* _Problem description_: Change every "watermark-diamond" to "watermark-square" in the entries from the first line through the line with "legend-label[interactable]: 广州 —", and write those lines out again with nothing else altered.

Layout element entries

* * *

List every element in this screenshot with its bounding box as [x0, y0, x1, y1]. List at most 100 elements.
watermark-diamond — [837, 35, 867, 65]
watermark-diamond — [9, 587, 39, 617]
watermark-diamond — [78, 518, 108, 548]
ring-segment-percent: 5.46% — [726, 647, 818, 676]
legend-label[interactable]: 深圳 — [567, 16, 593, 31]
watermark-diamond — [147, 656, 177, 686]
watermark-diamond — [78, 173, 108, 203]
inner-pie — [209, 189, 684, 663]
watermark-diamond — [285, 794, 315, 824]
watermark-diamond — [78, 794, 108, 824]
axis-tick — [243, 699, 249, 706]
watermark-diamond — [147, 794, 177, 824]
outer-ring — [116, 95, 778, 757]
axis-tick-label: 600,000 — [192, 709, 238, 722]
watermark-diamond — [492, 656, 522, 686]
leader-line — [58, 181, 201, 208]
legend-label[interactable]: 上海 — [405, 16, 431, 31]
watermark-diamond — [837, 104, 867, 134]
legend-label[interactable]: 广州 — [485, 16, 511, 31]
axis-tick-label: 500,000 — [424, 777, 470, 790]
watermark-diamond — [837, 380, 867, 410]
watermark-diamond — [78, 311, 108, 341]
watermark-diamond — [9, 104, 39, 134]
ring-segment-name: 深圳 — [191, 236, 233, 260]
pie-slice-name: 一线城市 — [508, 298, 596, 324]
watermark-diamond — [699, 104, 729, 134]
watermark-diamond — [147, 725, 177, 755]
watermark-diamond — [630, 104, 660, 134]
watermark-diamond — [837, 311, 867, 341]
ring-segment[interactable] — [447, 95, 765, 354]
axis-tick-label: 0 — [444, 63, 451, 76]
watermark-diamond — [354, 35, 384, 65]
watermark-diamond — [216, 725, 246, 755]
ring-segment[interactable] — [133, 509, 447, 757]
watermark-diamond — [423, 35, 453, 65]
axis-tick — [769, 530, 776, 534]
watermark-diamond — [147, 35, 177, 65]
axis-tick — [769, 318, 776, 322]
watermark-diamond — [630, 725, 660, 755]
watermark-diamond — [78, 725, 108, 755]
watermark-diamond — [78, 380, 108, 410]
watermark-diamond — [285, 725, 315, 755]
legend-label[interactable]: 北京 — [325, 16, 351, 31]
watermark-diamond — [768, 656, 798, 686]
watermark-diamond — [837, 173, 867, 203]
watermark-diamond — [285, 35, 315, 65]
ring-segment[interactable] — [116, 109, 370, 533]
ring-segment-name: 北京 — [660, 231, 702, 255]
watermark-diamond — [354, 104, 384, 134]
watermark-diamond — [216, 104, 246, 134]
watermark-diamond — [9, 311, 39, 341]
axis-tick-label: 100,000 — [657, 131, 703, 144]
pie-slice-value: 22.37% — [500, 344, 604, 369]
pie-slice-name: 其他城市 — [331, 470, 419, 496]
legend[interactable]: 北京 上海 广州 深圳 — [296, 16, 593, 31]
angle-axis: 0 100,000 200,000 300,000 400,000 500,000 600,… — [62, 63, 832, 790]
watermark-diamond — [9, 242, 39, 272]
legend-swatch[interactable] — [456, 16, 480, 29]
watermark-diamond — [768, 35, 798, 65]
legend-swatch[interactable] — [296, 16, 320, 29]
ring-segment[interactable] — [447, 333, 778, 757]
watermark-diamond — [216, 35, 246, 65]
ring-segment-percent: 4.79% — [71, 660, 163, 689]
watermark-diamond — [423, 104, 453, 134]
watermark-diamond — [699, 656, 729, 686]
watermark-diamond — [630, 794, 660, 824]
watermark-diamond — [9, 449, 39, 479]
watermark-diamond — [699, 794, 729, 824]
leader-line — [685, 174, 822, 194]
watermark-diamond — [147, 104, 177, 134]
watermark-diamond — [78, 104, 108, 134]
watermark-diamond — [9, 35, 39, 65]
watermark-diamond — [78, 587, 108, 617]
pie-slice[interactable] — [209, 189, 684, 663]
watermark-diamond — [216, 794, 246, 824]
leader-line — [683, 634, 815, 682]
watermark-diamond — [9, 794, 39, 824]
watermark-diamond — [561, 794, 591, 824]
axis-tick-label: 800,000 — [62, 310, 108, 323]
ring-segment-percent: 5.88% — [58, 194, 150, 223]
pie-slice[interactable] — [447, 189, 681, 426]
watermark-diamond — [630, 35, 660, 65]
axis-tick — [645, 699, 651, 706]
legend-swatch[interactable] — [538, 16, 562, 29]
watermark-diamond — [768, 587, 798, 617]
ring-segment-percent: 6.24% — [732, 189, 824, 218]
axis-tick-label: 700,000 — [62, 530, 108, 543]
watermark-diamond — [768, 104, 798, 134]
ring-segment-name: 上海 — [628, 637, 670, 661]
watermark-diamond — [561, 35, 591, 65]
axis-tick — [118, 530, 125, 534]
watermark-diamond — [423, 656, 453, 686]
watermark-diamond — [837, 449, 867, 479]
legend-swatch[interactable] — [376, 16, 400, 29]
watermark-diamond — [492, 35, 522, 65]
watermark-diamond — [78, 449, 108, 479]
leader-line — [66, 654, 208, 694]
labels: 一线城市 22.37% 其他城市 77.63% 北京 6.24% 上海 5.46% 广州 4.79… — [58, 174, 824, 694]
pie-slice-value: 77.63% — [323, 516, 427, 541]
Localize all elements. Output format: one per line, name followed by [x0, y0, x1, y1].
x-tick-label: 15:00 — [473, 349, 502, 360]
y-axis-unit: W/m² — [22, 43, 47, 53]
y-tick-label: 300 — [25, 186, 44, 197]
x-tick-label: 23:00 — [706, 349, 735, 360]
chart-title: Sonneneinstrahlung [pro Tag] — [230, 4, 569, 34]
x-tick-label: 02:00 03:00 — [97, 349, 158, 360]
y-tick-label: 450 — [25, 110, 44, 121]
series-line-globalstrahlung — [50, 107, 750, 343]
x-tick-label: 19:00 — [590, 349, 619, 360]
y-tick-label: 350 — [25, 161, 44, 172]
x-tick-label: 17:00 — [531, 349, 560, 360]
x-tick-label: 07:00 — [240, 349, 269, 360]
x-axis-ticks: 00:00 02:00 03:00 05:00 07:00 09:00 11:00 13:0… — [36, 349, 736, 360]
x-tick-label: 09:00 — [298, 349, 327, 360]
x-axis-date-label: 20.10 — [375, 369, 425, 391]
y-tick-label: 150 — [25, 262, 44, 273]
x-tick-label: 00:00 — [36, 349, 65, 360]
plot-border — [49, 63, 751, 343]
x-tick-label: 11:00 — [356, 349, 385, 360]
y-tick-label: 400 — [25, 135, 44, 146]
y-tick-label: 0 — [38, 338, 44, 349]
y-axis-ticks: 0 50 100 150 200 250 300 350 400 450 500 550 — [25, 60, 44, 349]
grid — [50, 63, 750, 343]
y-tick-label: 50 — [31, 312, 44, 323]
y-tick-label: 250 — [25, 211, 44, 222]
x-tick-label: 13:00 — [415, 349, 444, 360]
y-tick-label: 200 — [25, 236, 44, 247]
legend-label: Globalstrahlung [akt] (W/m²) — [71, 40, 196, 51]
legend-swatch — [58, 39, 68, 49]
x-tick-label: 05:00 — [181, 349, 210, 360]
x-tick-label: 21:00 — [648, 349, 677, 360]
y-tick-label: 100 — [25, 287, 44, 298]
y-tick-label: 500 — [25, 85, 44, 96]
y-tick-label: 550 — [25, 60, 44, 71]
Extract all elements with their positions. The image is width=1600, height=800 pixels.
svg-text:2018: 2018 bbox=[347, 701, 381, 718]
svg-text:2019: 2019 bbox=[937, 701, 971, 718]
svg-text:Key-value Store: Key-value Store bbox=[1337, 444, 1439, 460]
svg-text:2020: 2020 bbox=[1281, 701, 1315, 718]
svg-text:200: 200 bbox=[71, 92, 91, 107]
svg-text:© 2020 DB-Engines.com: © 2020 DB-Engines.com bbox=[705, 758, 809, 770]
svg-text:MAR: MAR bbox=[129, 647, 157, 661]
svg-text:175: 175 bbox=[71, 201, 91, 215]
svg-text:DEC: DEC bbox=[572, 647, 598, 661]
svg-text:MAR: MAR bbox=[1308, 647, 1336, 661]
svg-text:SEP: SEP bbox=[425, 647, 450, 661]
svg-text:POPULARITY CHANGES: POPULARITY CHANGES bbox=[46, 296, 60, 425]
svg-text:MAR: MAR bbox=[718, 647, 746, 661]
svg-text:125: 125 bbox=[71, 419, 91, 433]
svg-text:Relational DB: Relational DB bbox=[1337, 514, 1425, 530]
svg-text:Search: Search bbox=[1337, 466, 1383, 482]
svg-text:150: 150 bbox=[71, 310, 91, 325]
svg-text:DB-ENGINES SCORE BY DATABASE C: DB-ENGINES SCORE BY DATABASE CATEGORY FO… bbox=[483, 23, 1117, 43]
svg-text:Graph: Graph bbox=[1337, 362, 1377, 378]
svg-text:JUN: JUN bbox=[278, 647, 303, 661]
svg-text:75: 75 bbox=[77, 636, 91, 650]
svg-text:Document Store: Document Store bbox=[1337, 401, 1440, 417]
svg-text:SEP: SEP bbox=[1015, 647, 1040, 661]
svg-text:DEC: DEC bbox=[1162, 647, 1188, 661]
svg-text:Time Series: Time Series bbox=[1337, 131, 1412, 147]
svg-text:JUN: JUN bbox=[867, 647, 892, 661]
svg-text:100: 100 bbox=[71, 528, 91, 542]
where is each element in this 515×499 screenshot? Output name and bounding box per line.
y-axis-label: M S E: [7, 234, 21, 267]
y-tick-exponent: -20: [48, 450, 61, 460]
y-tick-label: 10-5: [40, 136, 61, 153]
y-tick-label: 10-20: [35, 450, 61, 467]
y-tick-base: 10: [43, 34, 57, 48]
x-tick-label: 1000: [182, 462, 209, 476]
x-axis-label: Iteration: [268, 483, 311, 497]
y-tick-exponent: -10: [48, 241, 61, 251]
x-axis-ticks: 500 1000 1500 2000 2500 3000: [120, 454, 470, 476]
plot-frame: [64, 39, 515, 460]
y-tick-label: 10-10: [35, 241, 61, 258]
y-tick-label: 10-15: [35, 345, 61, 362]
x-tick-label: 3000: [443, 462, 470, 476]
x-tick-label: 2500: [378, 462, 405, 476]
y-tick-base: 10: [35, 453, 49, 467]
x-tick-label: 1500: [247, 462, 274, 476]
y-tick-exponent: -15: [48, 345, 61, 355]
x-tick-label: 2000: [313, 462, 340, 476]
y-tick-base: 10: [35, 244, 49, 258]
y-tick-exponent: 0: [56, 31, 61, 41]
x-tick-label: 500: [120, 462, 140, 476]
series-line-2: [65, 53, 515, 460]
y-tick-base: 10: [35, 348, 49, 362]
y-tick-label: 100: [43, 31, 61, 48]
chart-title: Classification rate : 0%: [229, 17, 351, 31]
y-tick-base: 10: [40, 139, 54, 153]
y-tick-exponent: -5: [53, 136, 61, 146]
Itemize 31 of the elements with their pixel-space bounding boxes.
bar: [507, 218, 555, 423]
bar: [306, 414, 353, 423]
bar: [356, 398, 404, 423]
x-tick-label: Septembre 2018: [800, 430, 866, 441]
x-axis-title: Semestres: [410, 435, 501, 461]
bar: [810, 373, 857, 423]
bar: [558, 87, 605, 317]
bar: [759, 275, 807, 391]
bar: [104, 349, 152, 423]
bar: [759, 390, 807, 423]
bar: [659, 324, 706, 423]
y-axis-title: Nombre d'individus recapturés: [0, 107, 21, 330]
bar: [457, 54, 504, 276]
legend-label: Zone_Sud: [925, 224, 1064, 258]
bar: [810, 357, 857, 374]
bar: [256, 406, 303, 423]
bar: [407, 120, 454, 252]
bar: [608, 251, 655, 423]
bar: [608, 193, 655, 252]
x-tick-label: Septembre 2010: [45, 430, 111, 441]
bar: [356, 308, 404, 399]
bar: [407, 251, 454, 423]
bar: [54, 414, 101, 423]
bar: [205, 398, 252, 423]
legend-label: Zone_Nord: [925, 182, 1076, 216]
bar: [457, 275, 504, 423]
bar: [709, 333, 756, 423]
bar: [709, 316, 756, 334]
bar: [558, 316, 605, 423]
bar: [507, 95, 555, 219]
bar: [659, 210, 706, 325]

* * *

* _Final result_:
List every element in this screenshot with its bounding box as [x0, y0, x1, y1]. List at most 100 elements.
watermark-square — [837, 35, 867, 65]
watermark-square — [9, 587, 39, 617]
watermark-square — [78, 518, 108, 548]
ring-segment-percent: 5.46% — [726, 647, 818, 676]
legend-label[interactable]: 深圳 — [567, 16, 593, 31]
watermark-square — [147, 656, 177, 686]
watermark-square — [78, 173, 108, 203]
inner-pie — [209, 189, 684, 663]
watermark-square — [285, 794, 315, 824]
watermark-square — [78, 794, 108, 824]
axis-tick — [243, 699, 249, 706]
watermark-square — [147, 794, 177, 824]
outer-ring — [116, 95, 778, 757]
axis-tick-label: 600,000 — [192, 709, 238, 722]
watermark-square — [492, 656, 522, 686]
leader-line — [58, 181, 201, 208]
legend-label[interactable]: 上海 — [405, 16, 431, 31]
watermark-square — [837, 104, 867, 134]
legend-label[interactable]: 广州 — [485, 16, 511, 31]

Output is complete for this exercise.